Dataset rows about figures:

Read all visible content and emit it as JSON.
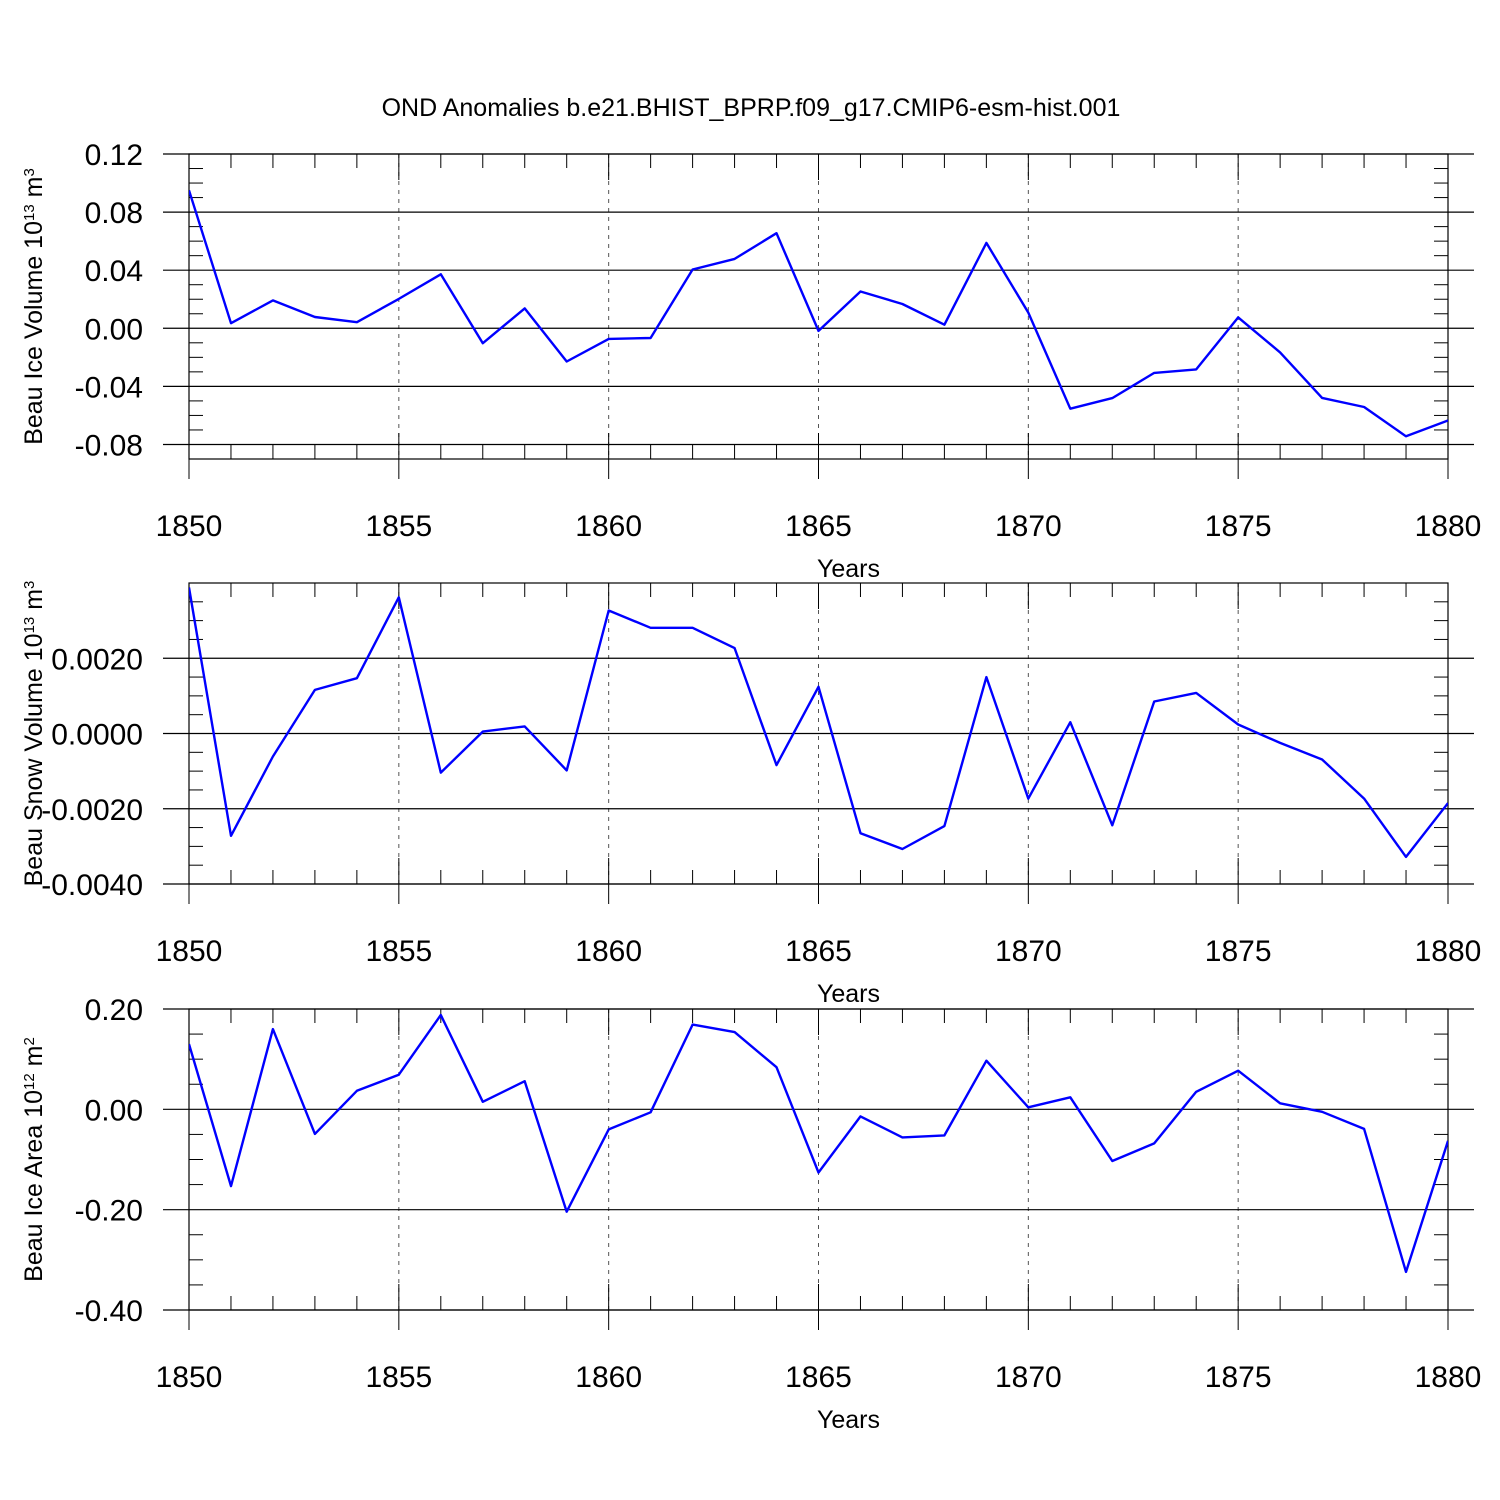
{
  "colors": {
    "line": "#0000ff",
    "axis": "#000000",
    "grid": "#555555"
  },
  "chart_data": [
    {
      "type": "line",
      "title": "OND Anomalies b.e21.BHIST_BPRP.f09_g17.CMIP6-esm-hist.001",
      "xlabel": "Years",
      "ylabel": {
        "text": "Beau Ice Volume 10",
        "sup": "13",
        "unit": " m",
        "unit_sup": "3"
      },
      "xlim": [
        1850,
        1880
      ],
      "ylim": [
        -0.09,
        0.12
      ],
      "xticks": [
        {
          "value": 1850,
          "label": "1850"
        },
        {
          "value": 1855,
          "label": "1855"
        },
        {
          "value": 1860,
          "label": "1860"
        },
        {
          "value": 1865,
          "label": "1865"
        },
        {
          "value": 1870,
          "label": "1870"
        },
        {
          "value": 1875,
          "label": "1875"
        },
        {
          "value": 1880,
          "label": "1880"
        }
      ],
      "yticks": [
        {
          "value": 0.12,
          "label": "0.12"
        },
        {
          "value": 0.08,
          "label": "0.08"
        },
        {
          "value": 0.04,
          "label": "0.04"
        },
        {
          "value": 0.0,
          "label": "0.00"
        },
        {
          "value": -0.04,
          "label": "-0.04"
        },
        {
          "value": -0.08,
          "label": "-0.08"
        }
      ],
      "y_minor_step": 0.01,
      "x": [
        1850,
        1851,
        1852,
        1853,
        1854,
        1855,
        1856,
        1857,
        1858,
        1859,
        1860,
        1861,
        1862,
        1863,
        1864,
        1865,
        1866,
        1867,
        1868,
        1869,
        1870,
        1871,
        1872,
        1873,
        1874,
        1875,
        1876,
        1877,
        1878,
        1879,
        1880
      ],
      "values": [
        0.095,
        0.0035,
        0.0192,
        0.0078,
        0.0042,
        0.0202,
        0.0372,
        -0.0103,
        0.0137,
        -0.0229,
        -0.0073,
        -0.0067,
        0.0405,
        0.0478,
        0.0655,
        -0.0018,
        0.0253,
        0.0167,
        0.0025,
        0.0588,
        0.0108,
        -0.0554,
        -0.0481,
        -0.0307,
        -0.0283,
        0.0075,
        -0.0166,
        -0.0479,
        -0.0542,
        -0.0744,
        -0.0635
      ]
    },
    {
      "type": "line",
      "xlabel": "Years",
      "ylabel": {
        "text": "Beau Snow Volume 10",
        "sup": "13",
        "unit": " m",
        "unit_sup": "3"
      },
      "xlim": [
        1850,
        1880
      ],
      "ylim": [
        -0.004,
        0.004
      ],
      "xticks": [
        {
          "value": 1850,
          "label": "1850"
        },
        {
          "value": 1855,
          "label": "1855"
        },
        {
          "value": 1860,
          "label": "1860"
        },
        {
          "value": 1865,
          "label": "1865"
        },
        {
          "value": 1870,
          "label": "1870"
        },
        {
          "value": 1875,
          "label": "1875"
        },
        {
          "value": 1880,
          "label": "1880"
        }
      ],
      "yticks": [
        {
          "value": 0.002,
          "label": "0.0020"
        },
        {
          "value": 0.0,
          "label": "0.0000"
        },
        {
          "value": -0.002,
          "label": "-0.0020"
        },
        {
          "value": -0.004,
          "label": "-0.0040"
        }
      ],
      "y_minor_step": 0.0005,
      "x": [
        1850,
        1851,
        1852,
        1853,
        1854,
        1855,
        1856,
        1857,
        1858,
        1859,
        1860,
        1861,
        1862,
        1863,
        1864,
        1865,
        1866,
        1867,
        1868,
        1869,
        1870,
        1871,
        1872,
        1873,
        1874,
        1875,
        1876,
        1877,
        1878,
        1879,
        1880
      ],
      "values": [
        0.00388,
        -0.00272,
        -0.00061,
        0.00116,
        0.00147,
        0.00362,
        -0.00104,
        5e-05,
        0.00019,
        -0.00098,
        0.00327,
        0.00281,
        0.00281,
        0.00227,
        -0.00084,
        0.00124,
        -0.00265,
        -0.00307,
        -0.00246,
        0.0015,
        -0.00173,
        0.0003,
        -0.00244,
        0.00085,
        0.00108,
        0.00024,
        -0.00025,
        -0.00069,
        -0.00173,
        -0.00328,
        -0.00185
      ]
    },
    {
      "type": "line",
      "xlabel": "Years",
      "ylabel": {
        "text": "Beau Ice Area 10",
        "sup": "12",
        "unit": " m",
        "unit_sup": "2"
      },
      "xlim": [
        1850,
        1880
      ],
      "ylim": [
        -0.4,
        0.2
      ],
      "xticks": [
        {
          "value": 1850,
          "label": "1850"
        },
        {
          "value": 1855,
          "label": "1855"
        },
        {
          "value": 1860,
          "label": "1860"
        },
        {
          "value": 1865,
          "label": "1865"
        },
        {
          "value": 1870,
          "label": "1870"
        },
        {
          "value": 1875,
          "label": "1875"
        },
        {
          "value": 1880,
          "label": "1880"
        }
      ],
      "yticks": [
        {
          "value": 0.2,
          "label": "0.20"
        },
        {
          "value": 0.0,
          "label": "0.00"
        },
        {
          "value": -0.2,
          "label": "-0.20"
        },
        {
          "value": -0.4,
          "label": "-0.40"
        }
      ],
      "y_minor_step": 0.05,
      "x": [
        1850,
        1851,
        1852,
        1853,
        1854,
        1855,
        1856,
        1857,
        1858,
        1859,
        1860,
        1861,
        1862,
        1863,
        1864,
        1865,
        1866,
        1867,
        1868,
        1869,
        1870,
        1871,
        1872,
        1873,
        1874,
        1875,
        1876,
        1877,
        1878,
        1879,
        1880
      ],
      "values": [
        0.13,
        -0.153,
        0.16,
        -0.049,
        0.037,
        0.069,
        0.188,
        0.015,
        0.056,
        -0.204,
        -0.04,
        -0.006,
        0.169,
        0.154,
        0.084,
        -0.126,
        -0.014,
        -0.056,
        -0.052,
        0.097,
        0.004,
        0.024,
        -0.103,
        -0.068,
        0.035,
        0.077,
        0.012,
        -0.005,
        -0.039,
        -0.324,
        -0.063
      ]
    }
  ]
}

...

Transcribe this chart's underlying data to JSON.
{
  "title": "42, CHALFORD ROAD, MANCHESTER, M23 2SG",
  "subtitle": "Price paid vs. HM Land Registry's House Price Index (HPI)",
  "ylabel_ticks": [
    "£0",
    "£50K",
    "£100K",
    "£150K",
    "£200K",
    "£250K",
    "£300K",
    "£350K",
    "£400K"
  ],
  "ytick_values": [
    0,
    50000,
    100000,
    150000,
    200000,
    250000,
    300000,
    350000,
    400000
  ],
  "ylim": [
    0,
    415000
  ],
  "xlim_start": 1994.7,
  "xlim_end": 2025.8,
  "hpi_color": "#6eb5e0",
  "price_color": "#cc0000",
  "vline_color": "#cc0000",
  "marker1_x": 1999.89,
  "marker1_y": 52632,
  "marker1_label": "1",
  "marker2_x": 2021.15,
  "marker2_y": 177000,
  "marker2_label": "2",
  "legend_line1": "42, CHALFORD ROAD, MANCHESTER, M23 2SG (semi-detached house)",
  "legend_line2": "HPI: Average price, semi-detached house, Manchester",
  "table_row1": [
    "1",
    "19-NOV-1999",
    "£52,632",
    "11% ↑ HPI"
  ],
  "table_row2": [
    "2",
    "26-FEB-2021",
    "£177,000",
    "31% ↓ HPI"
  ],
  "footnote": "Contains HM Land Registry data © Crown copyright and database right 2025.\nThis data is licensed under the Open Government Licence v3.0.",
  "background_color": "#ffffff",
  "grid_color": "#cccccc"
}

...

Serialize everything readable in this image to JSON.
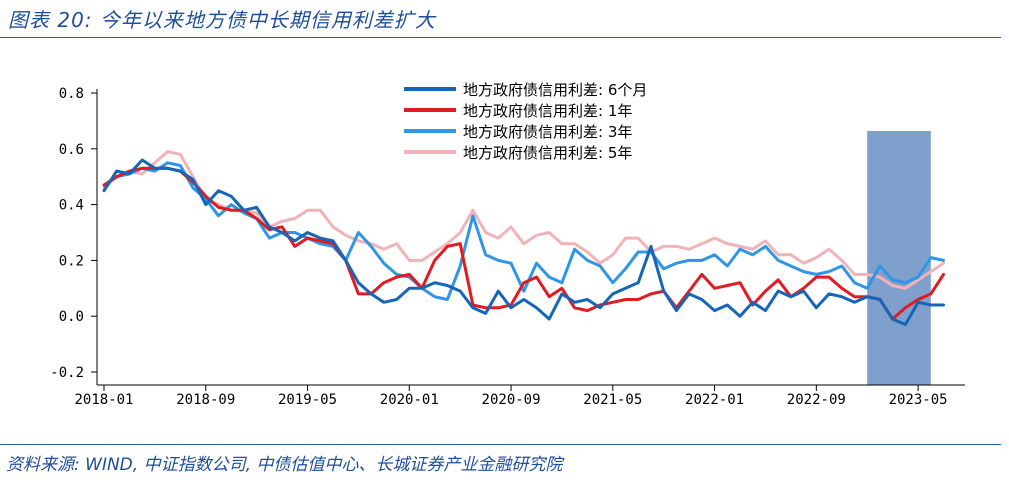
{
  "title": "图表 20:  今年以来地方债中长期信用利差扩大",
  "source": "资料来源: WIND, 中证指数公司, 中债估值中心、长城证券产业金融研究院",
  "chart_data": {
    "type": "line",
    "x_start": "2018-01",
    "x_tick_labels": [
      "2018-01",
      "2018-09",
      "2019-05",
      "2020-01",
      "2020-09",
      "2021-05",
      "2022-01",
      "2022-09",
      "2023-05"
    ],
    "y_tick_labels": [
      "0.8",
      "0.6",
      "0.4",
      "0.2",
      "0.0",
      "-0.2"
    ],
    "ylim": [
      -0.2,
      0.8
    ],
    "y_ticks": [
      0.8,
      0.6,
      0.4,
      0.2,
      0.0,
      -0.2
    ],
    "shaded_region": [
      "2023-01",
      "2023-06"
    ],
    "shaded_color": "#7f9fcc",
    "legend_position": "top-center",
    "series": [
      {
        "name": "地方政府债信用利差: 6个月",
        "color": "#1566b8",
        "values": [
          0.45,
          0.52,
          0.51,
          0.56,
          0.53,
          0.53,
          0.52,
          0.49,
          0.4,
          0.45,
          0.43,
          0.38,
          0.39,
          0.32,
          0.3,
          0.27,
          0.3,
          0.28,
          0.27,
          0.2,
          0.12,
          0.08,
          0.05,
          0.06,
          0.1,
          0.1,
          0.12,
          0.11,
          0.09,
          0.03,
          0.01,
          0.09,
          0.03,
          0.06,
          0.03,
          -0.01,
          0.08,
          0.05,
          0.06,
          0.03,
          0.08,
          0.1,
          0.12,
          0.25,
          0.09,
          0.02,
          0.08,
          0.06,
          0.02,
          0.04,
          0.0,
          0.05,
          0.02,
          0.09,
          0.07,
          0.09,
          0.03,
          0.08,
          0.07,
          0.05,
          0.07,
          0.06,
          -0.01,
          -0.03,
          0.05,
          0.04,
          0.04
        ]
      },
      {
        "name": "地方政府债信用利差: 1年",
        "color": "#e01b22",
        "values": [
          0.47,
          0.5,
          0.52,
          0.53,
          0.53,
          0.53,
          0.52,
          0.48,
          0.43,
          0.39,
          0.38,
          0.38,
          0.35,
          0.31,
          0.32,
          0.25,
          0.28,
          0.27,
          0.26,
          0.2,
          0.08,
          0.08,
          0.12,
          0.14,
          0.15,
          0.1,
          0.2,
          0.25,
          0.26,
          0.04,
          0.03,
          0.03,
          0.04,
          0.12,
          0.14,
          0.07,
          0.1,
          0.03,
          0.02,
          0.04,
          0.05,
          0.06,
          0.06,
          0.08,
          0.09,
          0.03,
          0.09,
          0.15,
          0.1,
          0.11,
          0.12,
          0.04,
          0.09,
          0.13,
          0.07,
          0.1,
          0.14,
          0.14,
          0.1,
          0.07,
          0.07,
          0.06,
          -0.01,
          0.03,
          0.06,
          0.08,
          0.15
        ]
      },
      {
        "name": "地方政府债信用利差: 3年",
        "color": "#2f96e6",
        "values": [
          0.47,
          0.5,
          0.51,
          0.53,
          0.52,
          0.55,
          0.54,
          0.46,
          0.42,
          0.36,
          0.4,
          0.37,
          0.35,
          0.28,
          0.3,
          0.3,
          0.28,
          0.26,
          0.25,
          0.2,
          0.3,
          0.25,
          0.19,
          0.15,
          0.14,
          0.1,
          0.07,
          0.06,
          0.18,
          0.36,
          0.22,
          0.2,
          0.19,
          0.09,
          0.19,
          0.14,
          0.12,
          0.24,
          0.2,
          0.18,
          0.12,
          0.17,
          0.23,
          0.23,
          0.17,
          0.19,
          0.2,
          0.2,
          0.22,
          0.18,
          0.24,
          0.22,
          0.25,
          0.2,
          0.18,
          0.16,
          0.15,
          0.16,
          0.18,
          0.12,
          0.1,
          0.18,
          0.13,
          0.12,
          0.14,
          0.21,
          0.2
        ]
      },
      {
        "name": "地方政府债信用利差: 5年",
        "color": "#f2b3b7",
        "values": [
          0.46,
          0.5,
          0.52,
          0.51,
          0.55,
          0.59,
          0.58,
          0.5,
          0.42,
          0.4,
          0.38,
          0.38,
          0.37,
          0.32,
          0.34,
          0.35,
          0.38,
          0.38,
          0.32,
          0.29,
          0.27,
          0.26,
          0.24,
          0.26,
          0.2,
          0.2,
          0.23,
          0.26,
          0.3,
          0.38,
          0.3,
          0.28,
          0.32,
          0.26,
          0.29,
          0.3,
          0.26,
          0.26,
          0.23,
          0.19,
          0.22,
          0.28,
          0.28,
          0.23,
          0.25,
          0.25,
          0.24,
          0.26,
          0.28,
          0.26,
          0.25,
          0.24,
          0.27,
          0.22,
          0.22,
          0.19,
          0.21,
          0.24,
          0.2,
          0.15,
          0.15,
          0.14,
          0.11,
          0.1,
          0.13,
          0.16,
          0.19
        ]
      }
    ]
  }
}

# SET EXERCISE
Among the lines of the records above, count those holding the string "semi", and report only the number.

# RESPONSE
2